* SOURCE RECORDS
★ ★ ★ ★ ★ ★ ★

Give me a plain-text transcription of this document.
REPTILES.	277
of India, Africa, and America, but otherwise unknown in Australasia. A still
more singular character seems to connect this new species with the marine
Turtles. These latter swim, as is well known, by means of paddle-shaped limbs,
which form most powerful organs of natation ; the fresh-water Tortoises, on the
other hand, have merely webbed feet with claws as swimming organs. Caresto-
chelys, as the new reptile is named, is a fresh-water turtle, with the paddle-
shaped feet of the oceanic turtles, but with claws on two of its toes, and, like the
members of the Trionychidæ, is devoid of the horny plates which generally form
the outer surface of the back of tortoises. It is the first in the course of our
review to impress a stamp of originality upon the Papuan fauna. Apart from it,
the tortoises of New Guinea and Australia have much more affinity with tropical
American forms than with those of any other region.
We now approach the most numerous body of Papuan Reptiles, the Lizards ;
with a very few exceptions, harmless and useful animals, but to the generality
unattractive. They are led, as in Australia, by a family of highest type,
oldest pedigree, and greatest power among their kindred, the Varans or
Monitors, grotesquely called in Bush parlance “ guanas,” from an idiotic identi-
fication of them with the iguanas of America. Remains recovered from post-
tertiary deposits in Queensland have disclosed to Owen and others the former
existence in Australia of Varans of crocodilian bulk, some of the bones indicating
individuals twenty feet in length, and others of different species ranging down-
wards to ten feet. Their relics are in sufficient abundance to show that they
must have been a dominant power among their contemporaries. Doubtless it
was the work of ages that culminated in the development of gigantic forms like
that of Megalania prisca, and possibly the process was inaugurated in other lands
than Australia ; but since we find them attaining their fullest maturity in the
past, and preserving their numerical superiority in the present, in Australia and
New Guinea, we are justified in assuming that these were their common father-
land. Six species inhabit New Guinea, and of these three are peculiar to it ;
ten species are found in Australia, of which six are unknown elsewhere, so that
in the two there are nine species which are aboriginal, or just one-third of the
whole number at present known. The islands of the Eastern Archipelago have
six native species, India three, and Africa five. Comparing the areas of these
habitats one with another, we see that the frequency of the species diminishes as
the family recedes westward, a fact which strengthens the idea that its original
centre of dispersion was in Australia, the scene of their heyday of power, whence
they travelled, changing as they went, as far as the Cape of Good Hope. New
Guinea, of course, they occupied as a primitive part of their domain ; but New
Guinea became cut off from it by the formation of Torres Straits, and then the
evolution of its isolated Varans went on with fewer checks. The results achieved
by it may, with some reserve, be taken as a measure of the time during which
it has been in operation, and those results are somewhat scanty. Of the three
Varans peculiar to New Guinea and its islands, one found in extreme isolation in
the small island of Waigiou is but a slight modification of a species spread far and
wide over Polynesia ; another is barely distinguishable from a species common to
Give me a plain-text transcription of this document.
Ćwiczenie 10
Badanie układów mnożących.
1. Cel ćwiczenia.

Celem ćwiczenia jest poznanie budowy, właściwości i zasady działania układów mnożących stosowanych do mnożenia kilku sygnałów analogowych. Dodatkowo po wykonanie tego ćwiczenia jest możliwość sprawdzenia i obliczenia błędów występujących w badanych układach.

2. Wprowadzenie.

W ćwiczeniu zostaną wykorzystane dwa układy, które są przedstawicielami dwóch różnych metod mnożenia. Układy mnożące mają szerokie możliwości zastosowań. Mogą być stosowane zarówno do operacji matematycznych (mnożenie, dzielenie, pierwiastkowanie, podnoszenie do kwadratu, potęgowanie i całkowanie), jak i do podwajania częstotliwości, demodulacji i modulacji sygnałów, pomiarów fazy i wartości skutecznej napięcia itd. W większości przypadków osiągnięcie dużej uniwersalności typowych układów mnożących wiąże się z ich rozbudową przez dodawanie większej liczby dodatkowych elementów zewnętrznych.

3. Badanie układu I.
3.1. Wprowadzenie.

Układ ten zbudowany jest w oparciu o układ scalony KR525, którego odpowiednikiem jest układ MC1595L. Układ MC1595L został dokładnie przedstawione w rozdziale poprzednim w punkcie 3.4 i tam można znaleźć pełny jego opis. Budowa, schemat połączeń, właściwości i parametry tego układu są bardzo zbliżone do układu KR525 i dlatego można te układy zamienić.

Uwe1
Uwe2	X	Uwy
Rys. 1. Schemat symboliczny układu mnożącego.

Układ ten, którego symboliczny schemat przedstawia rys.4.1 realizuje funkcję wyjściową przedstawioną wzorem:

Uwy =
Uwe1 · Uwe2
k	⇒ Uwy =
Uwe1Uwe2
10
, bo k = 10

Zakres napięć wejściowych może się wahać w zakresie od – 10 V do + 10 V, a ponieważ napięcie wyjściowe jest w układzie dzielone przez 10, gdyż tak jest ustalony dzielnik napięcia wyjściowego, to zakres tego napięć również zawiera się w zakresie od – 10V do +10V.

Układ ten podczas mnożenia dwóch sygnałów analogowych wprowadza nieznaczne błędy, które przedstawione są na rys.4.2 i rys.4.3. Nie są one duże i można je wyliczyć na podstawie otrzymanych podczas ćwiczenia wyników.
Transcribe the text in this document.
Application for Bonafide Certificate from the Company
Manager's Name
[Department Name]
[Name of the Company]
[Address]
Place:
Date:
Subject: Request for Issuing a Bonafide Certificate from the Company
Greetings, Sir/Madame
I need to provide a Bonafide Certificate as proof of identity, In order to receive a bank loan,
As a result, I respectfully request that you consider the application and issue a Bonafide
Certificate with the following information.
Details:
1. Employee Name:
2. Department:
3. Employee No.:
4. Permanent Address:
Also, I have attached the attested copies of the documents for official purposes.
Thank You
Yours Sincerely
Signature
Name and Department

★ ★ ★ ★ ★ ★ ★

* YOUR INSTRUCTIONS
Provide all the records again, word for word.

* SOLUTION TO THIS PROBLEM
Give me a plain-text transcription of this document.
REPTILES.	277
of India, Africa, and America, but otherwise unknown in Australasia. A still
more singular character seems to connect this new species with the marine
Turtles. These latter swim, as is well known, by means of paddle-shaped limbs,
which form most powerful organs of natation ; the fresh-water Tortoises, on the
other hand, have merely webbed feet with claws as swimming organs. Caresto-
chelys, as the new reptile is named, is a fresh-water turtle, with the paddle-
shaped feet of the oceanic turtles, but with claws on two of its toes, and, like the
members of the Trionychidæ, is devoid of the horny plates which generally form
the outer surface of the back of tortoises. It is the first in the course of our
review to impress a stamp of originality upon the Papuan fauna. Apart from it,
the tortoises of New Guinea and Australia have much more affinity with tropical
American forms than with those of any other region.
We now approach the most numerous body of Papuan Reptiles, the Lizards ;
with a very few exceptions, harmless and useful animals, but to the generality
unattractive. They are led, as in Australia, by a family of highest type,
oldest pedigree, and greatest power among their kindred, the Varans or
Monitors, grotesquely called in Bush parlance “ guanas,” from an idiotic identi-
fication of them with the iguanas of America. Remains recovered from post-
tertiary deposits in Queensland have disclosed to Owen and others the former
existence in Australia of Varans of crocodilian bulk, some of the bones indicating
individuals twenty feet in length, and others of different species ranging down-
wards to ten feet. Their relics are in sufficient abundance to show that they
must have been a dominant power among their contemporaries. Doubtless it
was the work of ages that culminated in the development of gigantic forms like
that of Megalania prisca, and possibly the process was inaugurated in other lands
than Australia ; but since we find them attaining their fullest maturity in the
past, and preserving their numerical superiority in the present, in Australia and
New Guinea, we are justified in assuming that these were their common father-
land. Six species inhabit New Guinea, and of these three are peculiar to it ;
ten species are found in Australia, of which six are unknown elsewhere, so that
in the two there are nine species which are aboriginal, or just one-third of the
whole number at present known. The islands of the Eastern Archipelago have
six native species, India three, and Africa five. Comparing the areas of these
habitats one with another, we see that the frequency of the species diminishes as
the family recedes westward, a fact which strengthens the idea that its original
centre of dispersion was in Australia, the scene of their heyday of power, whence
they travelled, changing as they went, as far as the Cape of Good Hope. New
Guinea, of course, they occupied as a primitive part of their domain ; but New
Guinea became cut off from it by the formation of Torres Straits, and then the
evolution of its isolated Varans went on with fewer checks. The results achieved
by it may, with some reserve, be taken as a measure of the time during which
it has been in operation, and those results are somewhat scanty. Of the three
Varans peculiar to New Guinea and its islands, one found in extreme isolation in
the small island of Waigiou is but a slight modification of a species spread far and
wide over Polynesia ; another is barely distinguishable from a species common to
Give me a plain-text transcription of this document.
Ćwiczenie 10
Badanie układów mnożących.
1. Cel ćwiczenia.

Celem ćwiczenia jest poznanie budowy, właściwości i zasady działania układów mnożących stosowanych do mnożenia kilku sygnałów analogowych. Dodatkowo po wykonanie tego ćwiczenia jest możliwość sprawdzenia i obliczenia błędów występujących w badanych układach.

2. Wprowadzenie.

W ćwiczeniu zostaną wykorzystane dwa układy, które są przedstawicielami dwóch różnych metod mnożenia. Układy mnożące mają szerokie możliwości zastosowań. Mogą być stosowane zarówno do operacji matematycznych (mnożenie, dzielenie, pierwiastkowanie, podnoszenie do kwadratu, potęgowanie i całkowanie), jak i do podwajania częstotliwości, demodulacji i modulacji sygnałów, pomiarów fazy i wartości skutecznej napięcia itd. W większości przypadków osiągnięcie dużej uniwersalności typowych układów mnożących wiąże się z ich rozbudową przez dodawanie większej liczby dodatkowych elementów zewnętrznych.

3. Badanie układu I.
3.1. Wprowadzenie.

Układ ten zbudowany jest w oparciu o układ scalony KR525, którego odpowiednikiem jest układ MC1595L. Układ MC1595L został dokładnie przedstawione w rozdziale poprzednim w punkcie 3.4 i tam można znaleźć pełny jego opis. Budowa, schemat połączeń, właściwości i parametry tego układu są bardzo zbliżone do układu KR525 i dlatego można te układy zamienić.

Uwe1
Uwe2	X	Uwy
Rys. 1. Schemat symboliczny układu mnożącego.

Układ ten, którego symboliczny schemat przedstawia rys.4.1 realizuje funkcję wyjściową przedstawioną wzorem:

Uwy =
Uwe1 · Uwe2
k	⇒ Uwy =
Uwe1Uwe2
10
, bo k = 10

Zakres napięć wejściowych może się wahać w zakresie od – 10 V do + 10 V, a ponieważ napięcie wyjściowe jest w układzie dzielone przez 10, gdyż tak jest ustalony dzielnik napięcia wyjściowego, to zakres tego napięć również zawiera się w zakresie od – 10V do +10V.

Układ ten podczas mnożenia dwóch sygnałów analogowych wprowadza nieznaczne błędy, które przedstawione są na rys.4.2 i rys.4.3. Nie są one duże i można je wyliczyć na podstawie otrzymanych podczas ćwiczenia wyników.
Transcribe the text in this document.
Application for Bonafide Certificate from the Company
Manager's Name
[Department Name]
[Name of the Company]
[Address]
Place:
Date:
Subject: Request for Issuing a Bonafide Certificate from the Company
Greetings, Sir/Madame
I need to provide a Bonafide Certificate as proof of identity, In order to receive a bank loan,
As a result, I respectfully request that you consider the application and issue a Bonafide
Certificate with the following information.
Details:
1. Employee Name:
2. Department:
3. Employee No.:
4. Permanent Address:
Also, I have attached the attested copies of the documents for official purposes.
Thank You
Yours Sincerely
Signature
Name and Department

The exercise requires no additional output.